_OBJECTIVE_. Below are some records: retype them all exactly, but not the pictures.

_RECORDED DATA_.
* BEGIN *

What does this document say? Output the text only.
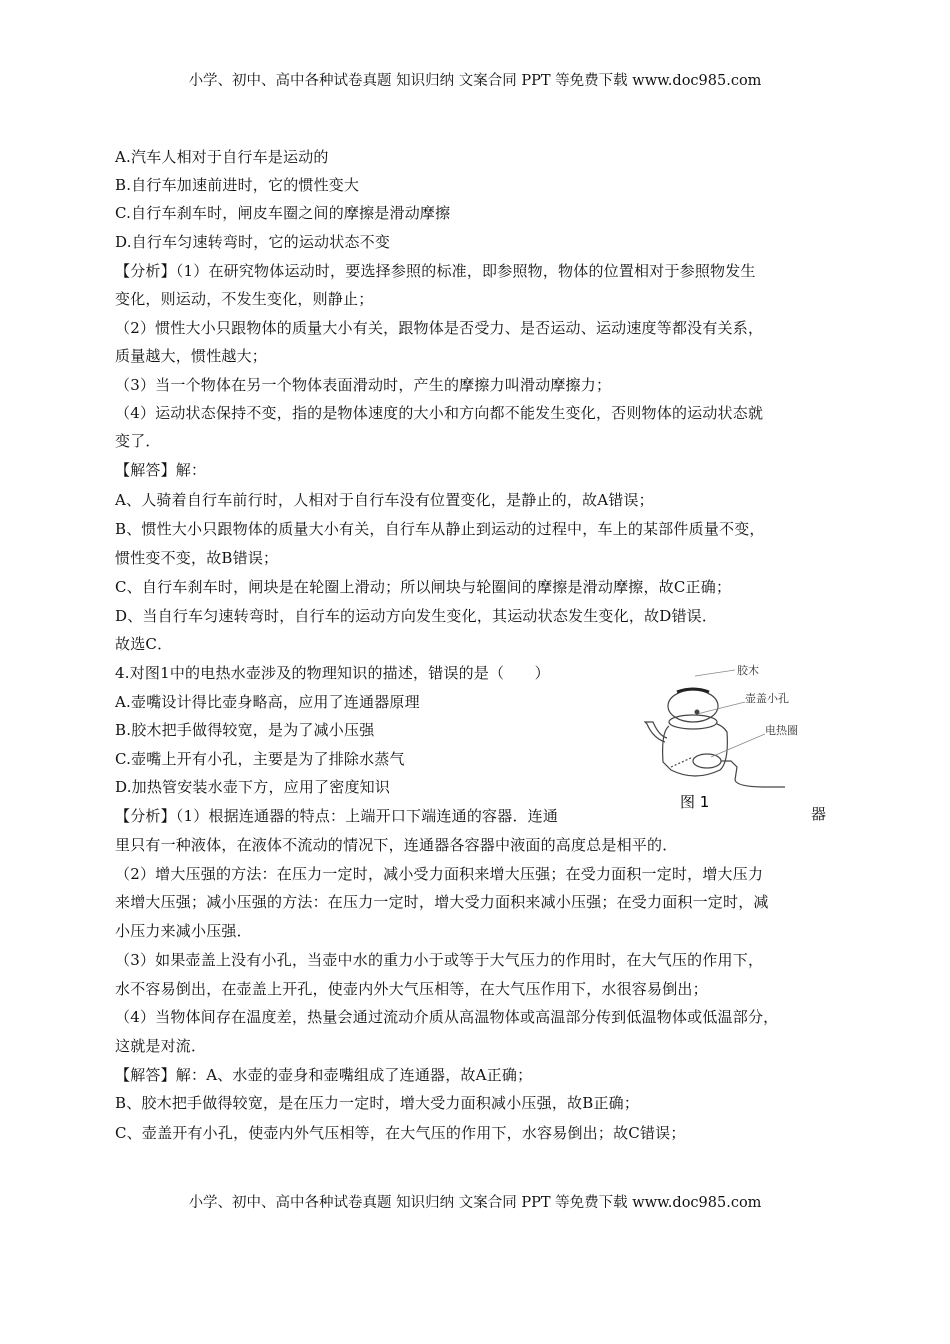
小学、初中、高中各种试卷真题 知识归纳 文案合同 PPT 等免费下载 www.doc985.com
A.汽车人相对于自行车是运动的
B.自行车加速前进时，它的惯性变大
C.自行车刹车时，闸皮车圈之间的摩擦是滑动摩擦
D.自行车匀速转弯时，它的运动状态不变
【分析】（1）在研究物体运动时，要选择参照的标准，即参照物，物体的位置相对于参照物发生
变化，则运动，不发生变化，则静止；
（2）惯性大小只跟物体的质量大小有关，跟物体是否受力、是否运动、运动速度等都没有关系，
质量越大，惯性越大；
（3）当一个物体在另一个物体表面滑动时，产生的摩擦力叫滑动摩擦力；
（4）运动状态保持不变，指的是物体速度的大小和方向都不能发生变化，否则物体的运动状态就
变了．
【解答】解：
A、人骑着自行车前行时，人相对于自行车没有位置变化，是静止的，故A错误；
B、惯性大小只跟物体的质量大小有关，自行车从静止到运动的过程中，车上的某部件质量不变，
惯性变不变，故B错误；
C、自行车刹车时，闸块是在轮圈上滑动；所以闸块与轮圈间的摩擦是滑动摩擦，故C正确；
D、当自行车匀速转弯时，自行车的运动方向发生变化，其运动状态发生变化，故D错误．
故选C．
4.对图1中的电热水壶涉及的物理知识的描述，错误的是（　　）
A.壶嘴设计得比壶身略高，应用了连通器原理
B.胶木把手做得较宽，是为了减小压强
C.壶嘴上开有小孔，主要是为了排除水蒸气
D.加热管安装水壶下方，应用了密度知识
【分析】（1）根据连通器的特点：上端开口下端连通的容器．连通
里只有一种液体，在液体不流动的情况下，连通器各容器中液面的高度总是相平的．
（2）增大压强的方法：在压力一定时，减小受力面积来增大压强；在受力面积一定时，增大压力
来增大压强；减小压强的方法：在压力一定时，增大受力面积来减小压强；在受力面积一定时，减
小压力来减小压强．
（3）如果壶盖上没有小孔，当壶中水的重力小于或等于大气压力的作用时，在大气压的作用下，
水不容易倒出，在壶盖上开孔，使壶内外大气压相等，在大气压作用下，水很容易倒出；
（4）当物体间存在温度差，热量会通过流动介质从高温物体或高温部分传到低温物体或低温部分，
这就是对流．
【解答】解：A、水壶的壶身和壶嘴组成了连通器，故A正确；
B、胶木把手做得较宽，是在压力一定时，增大受力面积减小压强，故B正确；
C、壶盖开有小孔，使壶内外气压相等，在大气压的作用下，水容易倒出；故C错误；
器
胶木
壶盖小孔
电热圈
图 1
小学、初中、高中各种试卷真题 知识归纳 文案合同 PPT 等免费下载 www.doc985.com
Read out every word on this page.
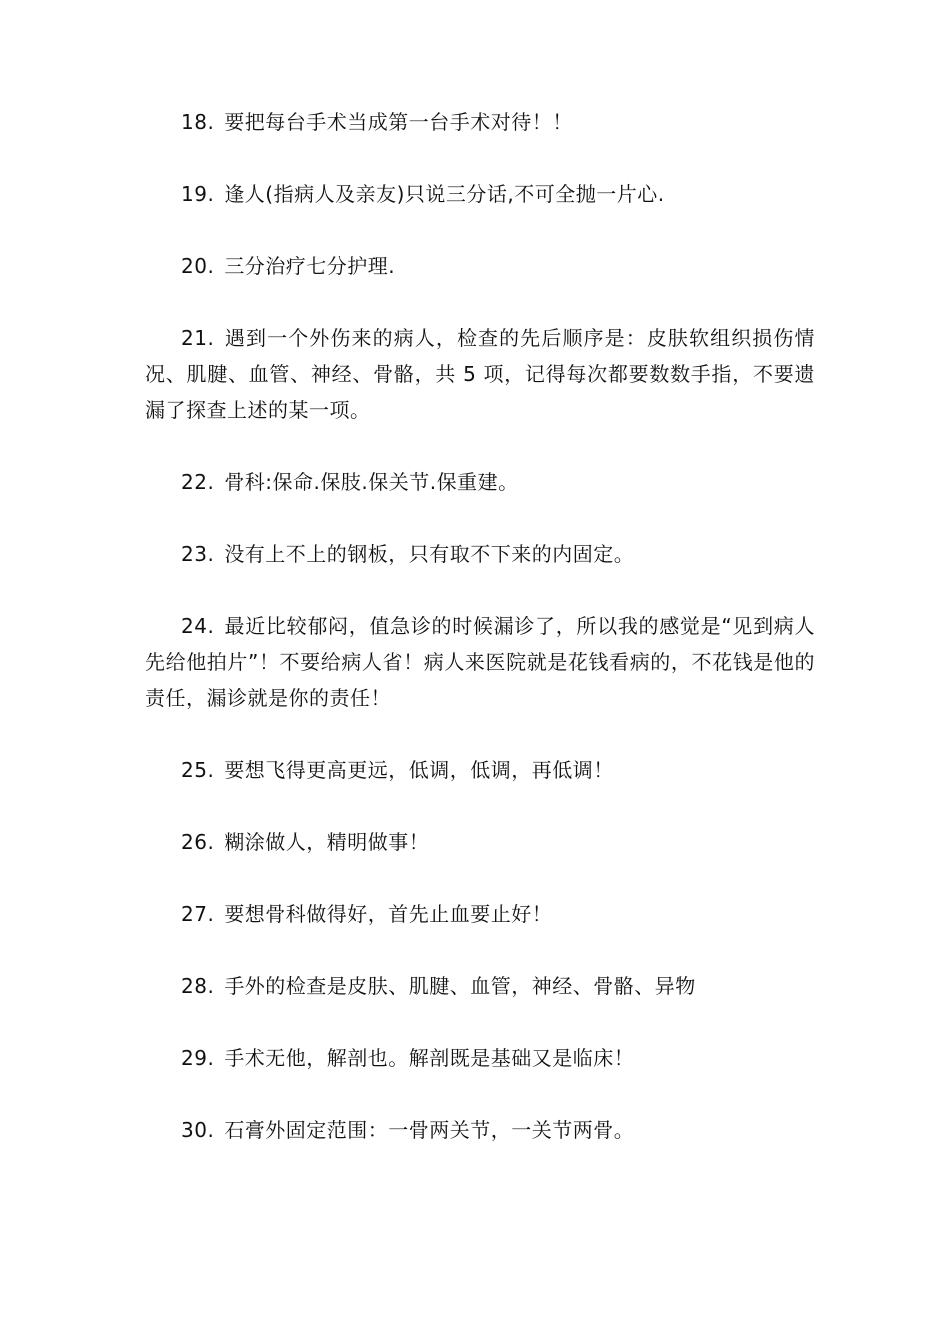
18. 要把每台手术当成第一台手术对待！！

19. 逢人(指病人及亲友)只说三分话,不可全抛一片心.

20. 三分治疗七分护理.

21. 遇到一个外伤来的病人，检查的先后顺序是：皮肤软组织损伤情况、肌腱、血管、神经、骨骼，共 5 项，记得每次都要数数手指，不要遗漏了探查上述的某一项。

22. 骨科:保命.保肢.保关节.保重建。

23. 没有上不上的钢板，只有取不下来的内固定。

24. 最近比较郁闷，值急诊的时候漏诊了，所以我的感觉是“见到病人先给他拍片”！不要给病人省！病人来医院就是花钱看病的，不花钱是他的责任，漏诊就是你的责任！

25. 要想飞得更高更远，低调，低调，再低调！

26. 糊涂做人，精明做事！

27. 要想骨科做得好，首先止血要止好！

28. 手外的检查是皮肤、肌腱、血管，神经、骨骼、异物

29. 手术无他，解剖也。解剖既是基础又是临床！

30. 石膏外固定范围：一骨两关节，一关节两骨。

* END *

_OUTPUT BELOW_.
What does this document say? Output the text only.
小学、初中、高中各种试卷真题 知识归纳 文案合同 PPT 等免费下载 www.doc985.com
A.汽车人相对于自行车是运动的
B.自行车加速前进时，它的惯性变大
C.自行车刹车时，闸皮车圈之间的摩擦是滑动摩擦
D.自行车匀速转弯时，它的运动状态不变
【分析】（1）在研究物体运动时，要选择参照的标准，即参照物，物体的位置相对于参照物发生
变化，则运动，不发生变化，则静止；
（2）惯性大小只跟物体的质量大小有关，跟物体是否受力、是否运动、运动速度等都没有关系，
质量越大，惯性越大；
（3）当一个物体在另一个物体表面滑动时，产生的摩擦力叫滑动摩擦力；
（4）运动状态保持不变，指的是物体速度的大小和方向都不能发生变化，否则物体的运动状态就
变了．
【解答】解：
A、人骑着自行车前行时，人相对于自行车没有位置变化，是静止的，故A错误；
B、惯性大小只跟物体的质量大小有关，自行车从静止到运动的过程中，车上的某部件质量不变，
惯性变不变，故B错误；
C、自行车刹车时，闸块是在轮圈上滑动；所以闸块与轮圈间的摩擦是滑动摩擦，故C正确；
D、当自行车匀速转弯时，自行车的运动方向发生变化，其运动状态发生变化，故D错误．
故选C．
4.对图1中的电热水壶涉及的物理知识的描述，错误的是（　　）
A.壶嘴设计得比壶身略高，应用了连通器原理
B.胶木把手做得较宽，是为了减小压强
C.壶嘴上开有小孔，主要是为了排除水蒸气
D.加热管安装水壶下方，应用了密度知识
【分析】（1）根据连通器的特点：上端开口下端连通的容器．连通
里只有一种液体，在液体不流动的情况下，连通器各容器中液面的高度总是相平的．
（2）增大压强的方法：在压力一定时，减小受力面积来增大压强；在受力面积一定时，增大压力
来增大压强；减小压强的方法：在压力一定时，增大受力面积来减小压强；在受力面积一定时，减
小压力来减小压强．
（3）如果壶盖上没有小孔，当壶中水的重力小于或等于大气压力的作用时，在大气压的作用下，
水不容易倒出，在壶盖上开孔，使壶内外大气压相等，在大气压作用下，水很容易倒出；
（4）当物体间存在温度差，热量会通过流动介质从高温物体或高温部分传到低温物体或低温部分，
这就是对流．
【解答】解：A、水壶的壶身和壶嘴组成了连通器，故A正确；
B、胶木把手做得较宽，是在压力一定时，增大受力面积减小压强，故B正确；
C、壶盖开有小孔，使壶内外气压相等，在大气压的作用下，水容易倒出；故C错误；
器
胶木
壶盖小孔
电热圈
图 1
小学、初中、高中各种试卷真题 知识归纳 文案合同 PPT 等免费下载 www.doc985.com
Read out every word on this page.
18. 要把每台手术当成第一台手术对待！！

19. 逢人(指病人及亲友)只说三分话,不可全抛一片心.

20. 三分治疗七分护理.

21. 遇到一个外伤来的病人，检查的先后顺序是：皮肤软组织损伤情况、肌腱、血管、神经、骨骼，共 5 项，记得每次都要数数手指，不要遗漏了探查上述的某一项。

22. 骨科:保命.保肢.保关节.保重建。

23. 没有上不上的钢板，只有取不下来的内固定。

24. 最近比较郁闷，值急诊的时候漏诊了，所以我的感觉是“见到病人先给他拍片”！不要给病人省！病人来医院就是花钱看病的，不花钱是他的责任，漏诊就是你的责任！

25. 要想飞得更高更远，低调，低调，再低调！

26. 糊涂做人，精明做事！

27. 要想骨科做得好，首先止血要止好！

28. 手外的检查是皮肤、肌腱、血管，神经、骨骼、异物

29. 手术无他，解剖也。解剖既是基础又是临床！

30. 石膏外固定范围：一骨两关节，一关节两骨。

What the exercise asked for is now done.